Challenges:
1. Retype everything in the passage on weather in fiction from "Twain was not" down to "of English literature.".
2. According to the passage on weather in fiction, what does the opening of "Paul Clifford" go on to invoke? List each one.
3. In the passage on weather in fiction, what year is given for Edward Bulwer-Lytton's novel "Paul Clifford"?

Excerpt provided:
--------------------
Twain was not alone in mistrusting meteorological activity in fiction. As literary subjects go, weather has a terrible reputation. More precisely, it has two terrible reputations that do not get along. On the one hand, weather is widely regarded as the most banal topic in the world—in print as in conversation, the one we resort to when we have nothing else to say. On the other hand, it stands perpetually accused of melodrama. “It was a dark and stormy night,” begins Edward Bulwer-Lytton’s 1830 novel “Paul Clifford,” which goes on to invoke torrential rain, gusting wind, guttering lamplight, and rattling rooftops: weather as plot, setting, star, and supporting cast of what is, by broad consensus, the worst sentence in the history of English literature.
--------------------
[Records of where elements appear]
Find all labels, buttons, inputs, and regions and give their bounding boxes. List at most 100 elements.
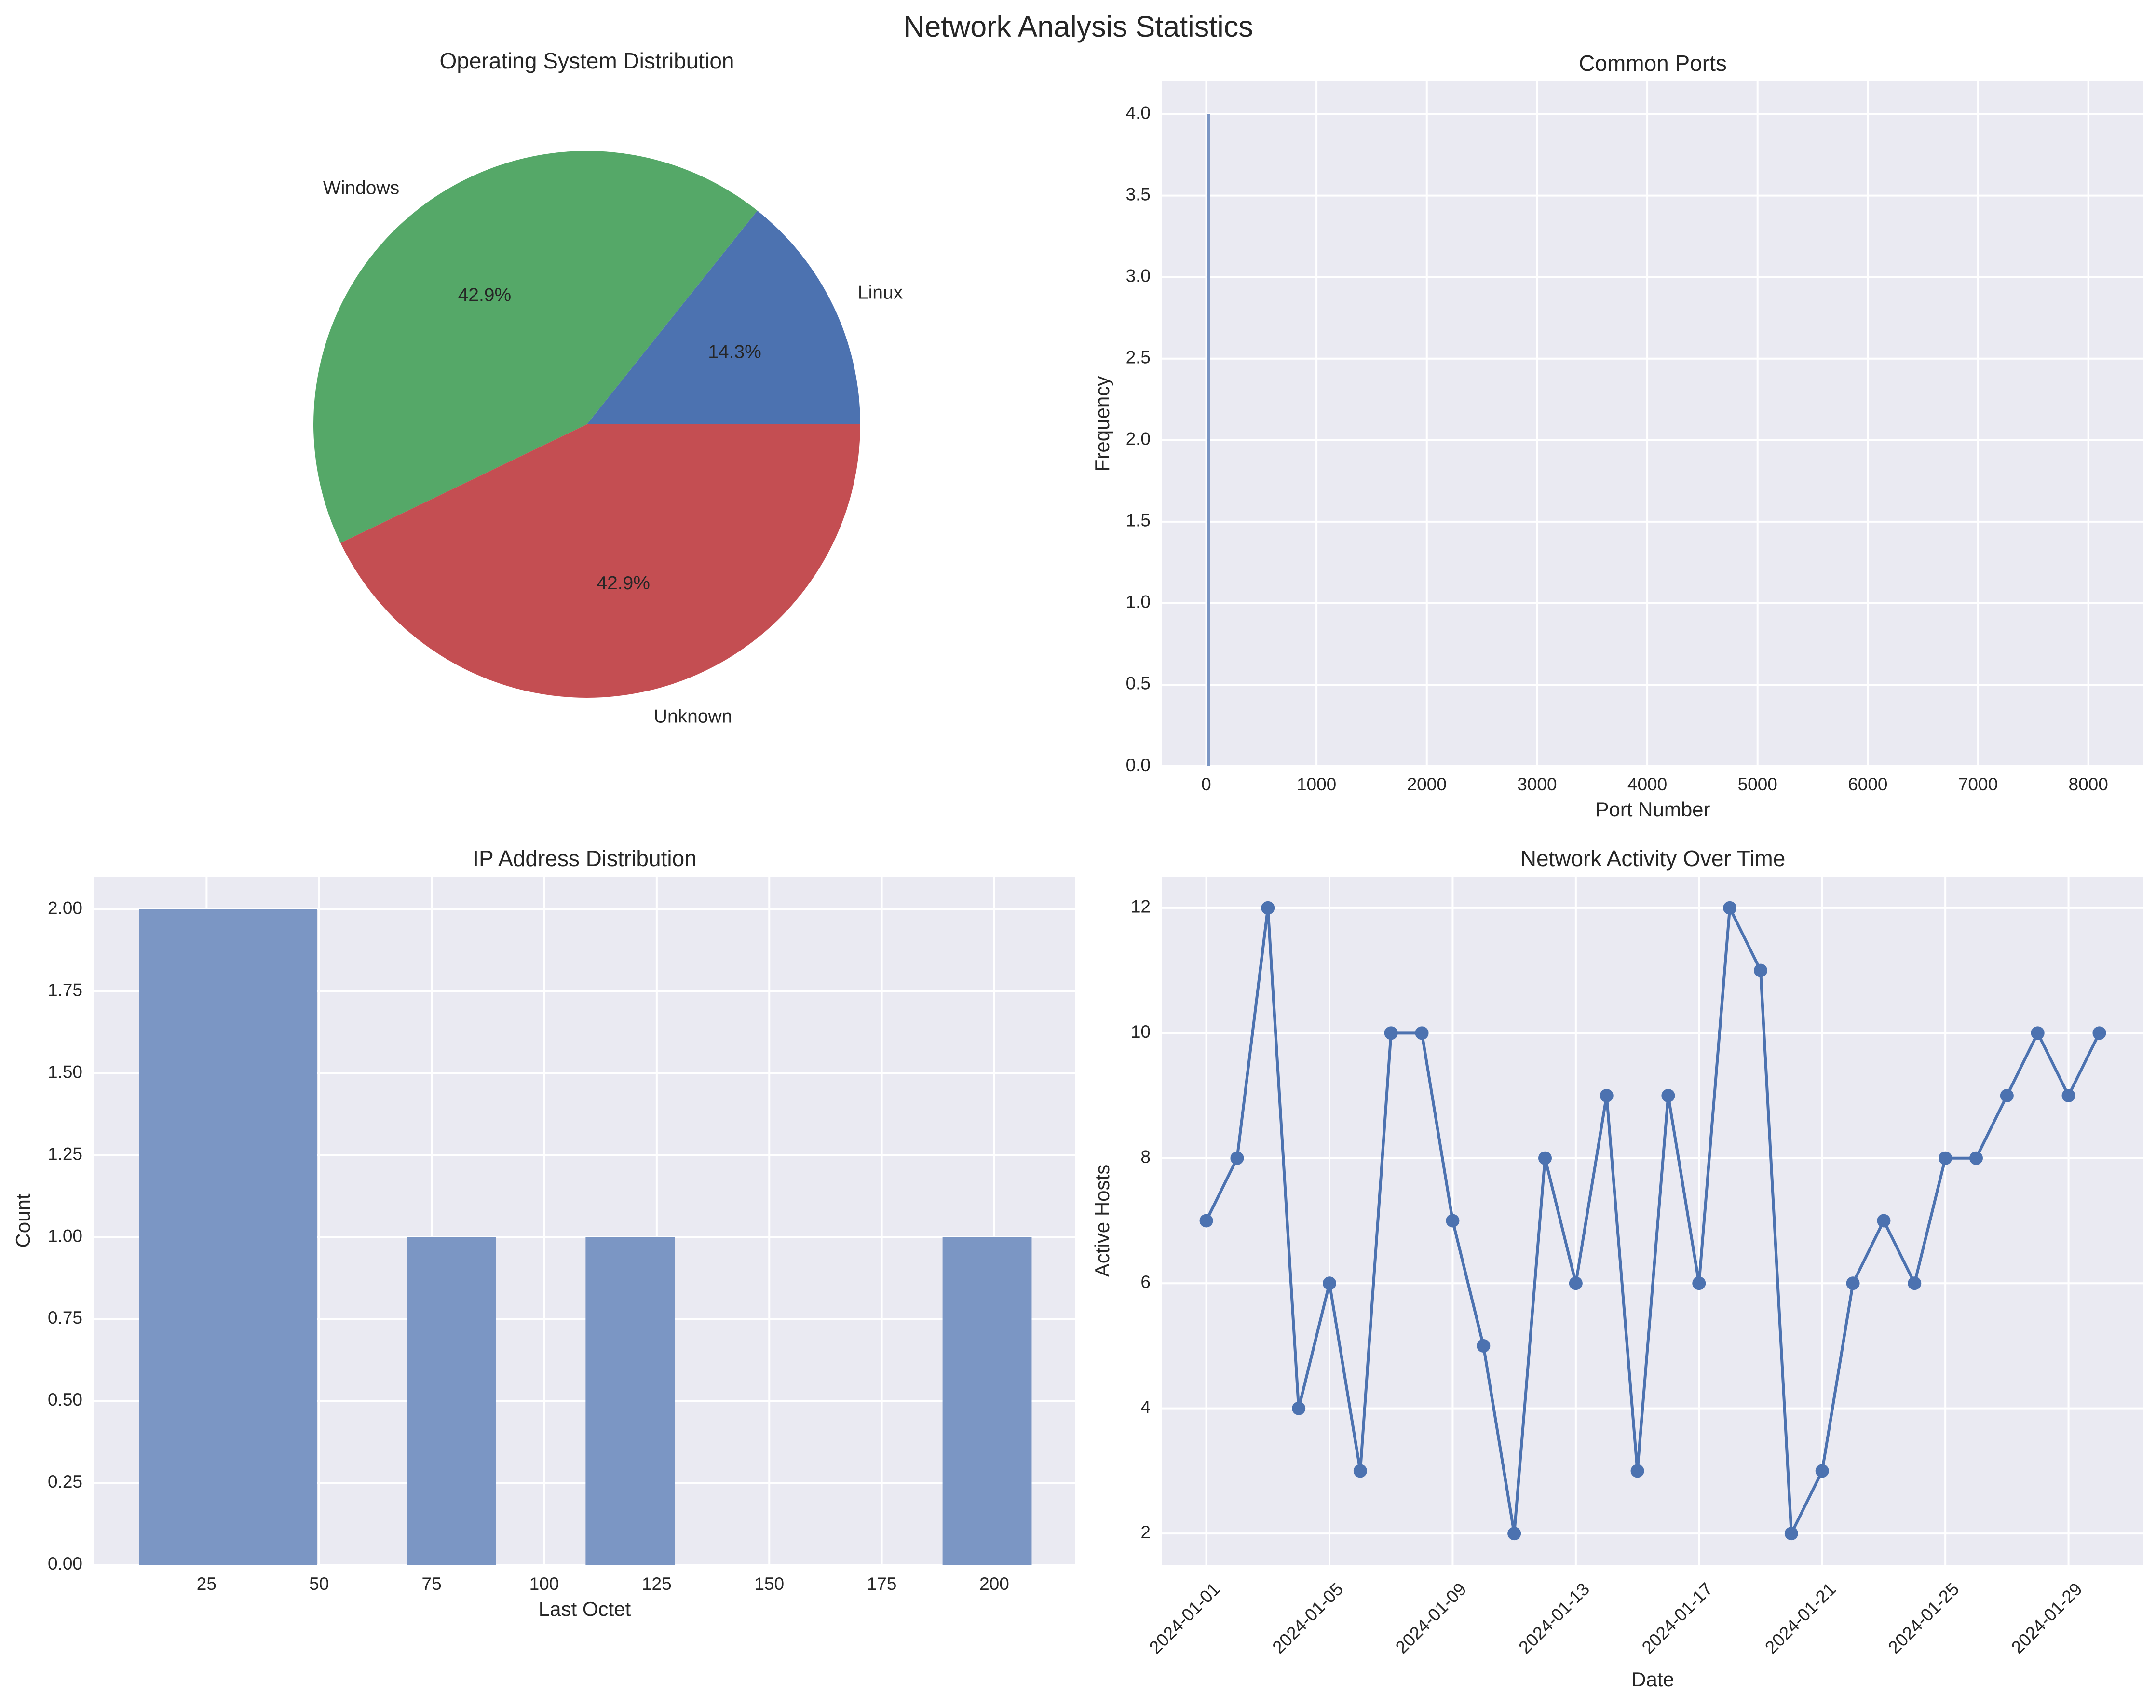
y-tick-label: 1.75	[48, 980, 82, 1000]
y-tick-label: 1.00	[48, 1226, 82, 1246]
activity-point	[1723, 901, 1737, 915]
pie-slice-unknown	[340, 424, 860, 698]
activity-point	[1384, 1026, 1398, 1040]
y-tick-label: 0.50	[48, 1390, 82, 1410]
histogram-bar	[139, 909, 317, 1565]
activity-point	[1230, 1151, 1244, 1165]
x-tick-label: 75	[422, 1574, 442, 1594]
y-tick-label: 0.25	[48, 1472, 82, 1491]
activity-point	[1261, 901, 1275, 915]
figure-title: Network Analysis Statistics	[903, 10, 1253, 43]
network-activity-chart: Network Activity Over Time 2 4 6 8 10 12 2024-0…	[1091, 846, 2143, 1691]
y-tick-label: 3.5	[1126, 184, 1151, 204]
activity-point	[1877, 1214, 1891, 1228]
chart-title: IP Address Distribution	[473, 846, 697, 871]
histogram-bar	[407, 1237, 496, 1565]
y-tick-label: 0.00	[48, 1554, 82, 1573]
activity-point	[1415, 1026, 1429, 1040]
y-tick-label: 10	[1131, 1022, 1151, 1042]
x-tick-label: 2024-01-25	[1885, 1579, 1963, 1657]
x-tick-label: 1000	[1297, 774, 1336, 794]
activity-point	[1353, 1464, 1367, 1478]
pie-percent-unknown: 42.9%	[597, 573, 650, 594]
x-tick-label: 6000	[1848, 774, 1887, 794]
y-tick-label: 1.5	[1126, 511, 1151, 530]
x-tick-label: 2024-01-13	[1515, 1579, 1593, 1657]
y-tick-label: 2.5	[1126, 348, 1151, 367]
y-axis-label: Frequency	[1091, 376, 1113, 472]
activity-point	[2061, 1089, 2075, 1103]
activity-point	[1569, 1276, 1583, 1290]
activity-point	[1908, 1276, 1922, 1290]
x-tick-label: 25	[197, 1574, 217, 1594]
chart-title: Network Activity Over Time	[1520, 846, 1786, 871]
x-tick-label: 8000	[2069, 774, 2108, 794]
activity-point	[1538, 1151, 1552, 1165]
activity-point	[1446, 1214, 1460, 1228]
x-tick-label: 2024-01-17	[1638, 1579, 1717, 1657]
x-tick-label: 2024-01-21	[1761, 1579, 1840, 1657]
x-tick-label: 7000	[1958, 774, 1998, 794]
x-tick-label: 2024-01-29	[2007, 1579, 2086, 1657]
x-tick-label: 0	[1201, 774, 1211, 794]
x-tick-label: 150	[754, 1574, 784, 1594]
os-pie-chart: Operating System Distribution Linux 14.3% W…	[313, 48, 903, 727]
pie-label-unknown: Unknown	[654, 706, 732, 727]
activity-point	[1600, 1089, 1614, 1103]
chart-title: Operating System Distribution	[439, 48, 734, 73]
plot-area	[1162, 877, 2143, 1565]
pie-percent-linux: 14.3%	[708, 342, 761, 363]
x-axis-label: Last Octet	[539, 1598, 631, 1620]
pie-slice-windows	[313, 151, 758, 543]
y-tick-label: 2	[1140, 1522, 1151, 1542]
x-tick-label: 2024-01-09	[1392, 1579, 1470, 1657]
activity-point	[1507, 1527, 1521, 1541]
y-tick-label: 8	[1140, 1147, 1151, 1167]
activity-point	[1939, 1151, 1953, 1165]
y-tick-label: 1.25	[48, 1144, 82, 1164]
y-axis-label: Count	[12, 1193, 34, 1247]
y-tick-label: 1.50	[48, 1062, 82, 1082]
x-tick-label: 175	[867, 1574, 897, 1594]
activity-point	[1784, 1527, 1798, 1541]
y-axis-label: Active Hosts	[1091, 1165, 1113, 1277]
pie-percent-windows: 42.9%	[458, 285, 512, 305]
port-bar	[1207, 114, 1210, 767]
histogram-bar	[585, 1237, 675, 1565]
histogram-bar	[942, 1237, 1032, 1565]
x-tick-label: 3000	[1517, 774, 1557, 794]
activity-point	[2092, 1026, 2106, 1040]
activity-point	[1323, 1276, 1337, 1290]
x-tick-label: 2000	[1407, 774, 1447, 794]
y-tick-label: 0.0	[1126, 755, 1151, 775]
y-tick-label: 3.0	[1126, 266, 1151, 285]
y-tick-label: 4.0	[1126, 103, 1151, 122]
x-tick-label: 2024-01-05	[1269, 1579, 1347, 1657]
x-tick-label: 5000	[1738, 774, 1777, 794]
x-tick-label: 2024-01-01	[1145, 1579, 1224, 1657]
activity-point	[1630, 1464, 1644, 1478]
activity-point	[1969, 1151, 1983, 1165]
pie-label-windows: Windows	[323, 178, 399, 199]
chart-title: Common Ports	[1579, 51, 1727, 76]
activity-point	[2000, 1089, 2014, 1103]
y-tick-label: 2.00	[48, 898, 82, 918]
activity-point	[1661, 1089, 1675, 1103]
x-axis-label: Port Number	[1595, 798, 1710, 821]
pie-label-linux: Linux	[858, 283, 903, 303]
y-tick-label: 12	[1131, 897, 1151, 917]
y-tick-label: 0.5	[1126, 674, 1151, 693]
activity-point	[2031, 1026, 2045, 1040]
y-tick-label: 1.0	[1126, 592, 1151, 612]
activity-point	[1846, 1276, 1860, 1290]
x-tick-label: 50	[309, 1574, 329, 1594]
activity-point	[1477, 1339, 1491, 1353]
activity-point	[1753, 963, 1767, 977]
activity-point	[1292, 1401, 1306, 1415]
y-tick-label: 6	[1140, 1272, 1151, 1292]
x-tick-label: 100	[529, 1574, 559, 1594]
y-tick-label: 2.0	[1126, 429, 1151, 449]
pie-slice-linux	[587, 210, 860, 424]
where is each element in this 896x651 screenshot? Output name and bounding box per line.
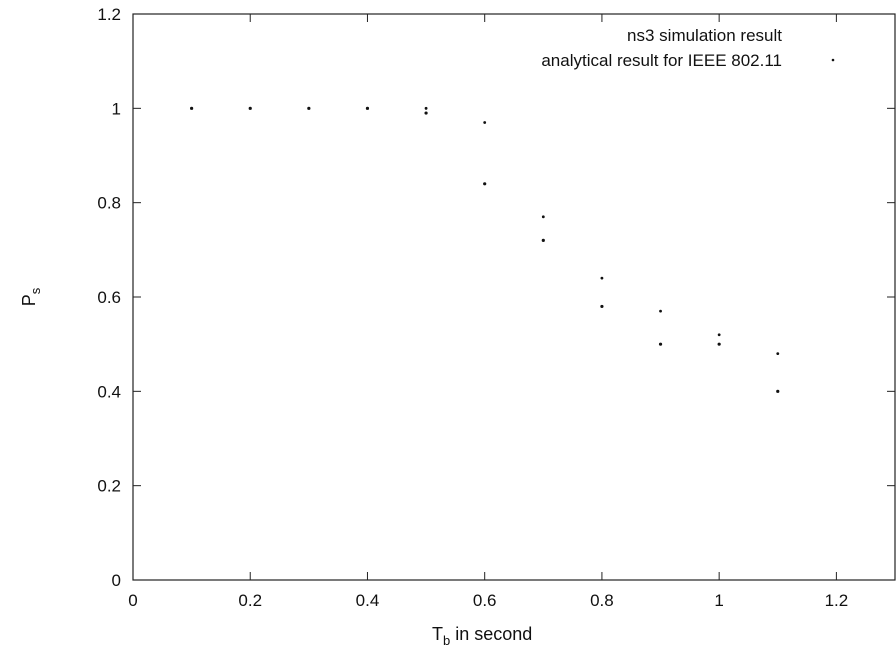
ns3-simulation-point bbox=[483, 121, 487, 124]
--------------------
Answers to the tasks:
1.
Twain was not alone in mistrusting meteorological activity in fiction. As literary subjects go, weather has a terrible reputation. More precisely, it has two terrible reputations that do not get along. On the one hand, weather is widely regarded as the most banal topic in the world—in print as in conversation, the one we resort to when we have nothing else to say. On the other hand, it stands perpetually accused of melodrama. “It was a dark and stormy night,” begins Edward Bulwer-Lytton’s 1830 novel “Paul Clifford,” which goes on to invoke torrential rain, gusting wind, guttering lamplight, and rattling rooftops: weather as plot, setting, star, and supporting cast of what is, by broad consensus, the worst sentence in the history of English literature.

2.
torrential rain
gusting wind
guttering lamplight
rattling rooftops

3. 1830